# WORK REQUIRED
The data must be returned in full and exactly as given.

(Stored data)
--------------------------------

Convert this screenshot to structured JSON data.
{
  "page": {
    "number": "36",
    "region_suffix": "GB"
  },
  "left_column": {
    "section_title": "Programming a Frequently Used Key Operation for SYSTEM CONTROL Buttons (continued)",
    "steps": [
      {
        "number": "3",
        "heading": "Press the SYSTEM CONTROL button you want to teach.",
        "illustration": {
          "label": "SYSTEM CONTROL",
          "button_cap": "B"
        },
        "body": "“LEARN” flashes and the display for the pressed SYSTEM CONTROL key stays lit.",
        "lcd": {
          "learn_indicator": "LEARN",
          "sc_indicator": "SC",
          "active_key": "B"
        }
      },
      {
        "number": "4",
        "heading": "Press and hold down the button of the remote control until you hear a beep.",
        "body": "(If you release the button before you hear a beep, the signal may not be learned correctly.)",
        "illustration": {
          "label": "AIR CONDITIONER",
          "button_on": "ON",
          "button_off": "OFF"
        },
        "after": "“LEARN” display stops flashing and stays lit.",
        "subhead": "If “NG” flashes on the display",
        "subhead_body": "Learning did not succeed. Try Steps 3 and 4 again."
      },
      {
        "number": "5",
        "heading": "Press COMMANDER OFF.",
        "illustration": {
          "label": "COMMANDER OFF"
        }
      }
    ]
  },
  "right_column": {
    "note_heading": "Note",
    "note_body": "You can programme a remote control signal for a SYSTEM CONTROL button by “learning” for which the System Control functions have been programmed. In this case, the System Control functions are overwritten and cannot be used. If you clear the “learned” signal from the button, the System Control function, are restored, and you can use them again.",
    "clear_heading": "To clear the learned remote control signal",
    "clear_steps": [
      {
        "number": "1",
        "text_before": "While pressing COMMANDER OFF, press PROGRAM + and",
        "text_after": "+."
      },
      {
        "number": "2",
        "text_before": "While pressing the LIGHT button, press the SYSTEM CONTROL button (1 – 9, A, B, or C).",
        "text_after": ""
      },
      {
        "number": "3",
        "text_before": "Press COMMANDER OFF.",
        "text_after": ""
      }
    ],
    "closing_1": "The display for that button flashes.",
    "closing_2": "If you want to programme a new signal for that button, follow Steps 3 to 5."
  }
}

--------------------------------

# FINISHED TASK
Convert this screenshot to structured JSON data.
{
  "page": {
    "number": "36",
    "region_suffix": "GB"
  },
  "left_column": {
    "section_title": "Programming a Frequently Used Key Operation for SYSTEM CONTROL Buttons (continued)",
    "steps": [
      {
        "number": "3",
        "heading": "Press the SYSTEM CONTROL button you want to teach.",
        "illustration": {
          "label": "SYSTEM CONTROL",
          "button_cap": "B"
        },
        "body": "“LEARN” flashes and the display for the pressed SYSTEM CONTROL key stays lit.",
        "lcd": {
          "learn_indicator": "LEARN",
          "sc_indicator": "SC",
          "active_key": "B"
        }
      },
      {
        "number": "4",
        "heading": "Press and hold down the button of the remote control until you hear a beep.",
        "body": "(If you release the button before you hear a beep, the signal may not be learned correctly.)",
        "illustration": {
          "label": "AIR CONDITIONER",
          "button_on": "ON",
          "button_off": "OFF"
        },
        "after": "“LEARN” display stops flashing and stays lit.",
        "subhead": "If “NG” flashes on the display",
        "subhead_body": "Learning did not succeed. Try Steps 3 and 4 again."
      },
      {
        "number": "5",
        "heading": "Press COMMANDER OFF.",
        "illustration": {
          "label": "COMMANDER OFF"
        }
      }
    ]
  },
  "right_column": {
    "note_heading": "Note",
    "note_body": "You can programme a remote control signal for a SYSTEM CONTROL button by “learning” for which the System Control functions have been programmed. In this case, the System Control functions are overwritten and cannot be used. If you clear the “learned” signal from the button, the System Control function, are restored, and you can use them again.",
    "clear_heading": "To clear the learned remote control signal",
    "clear_steps": [
      {
        "number": "1",
        "text_before": "While pressing COMMANDER OFF, press PROGRAM + and",
        "text_after": "+."
      },
      {
        "number": "2",
        "text_before": "While pressing the LIGHT button, press the SYSTEM CONTROL button (1 – 9, A, B, or C).",
        "text_after": ""
      },
      {
        "number": "3",
        "text_before": "Press COMMANDER OFF.",
        "text_after": ""
      }
    ],
    "closing_1": "The display for that button flashes.",
    "closing_2": "If you want to programme a new signal for that button, follow Steps 3 to 5."
  }
}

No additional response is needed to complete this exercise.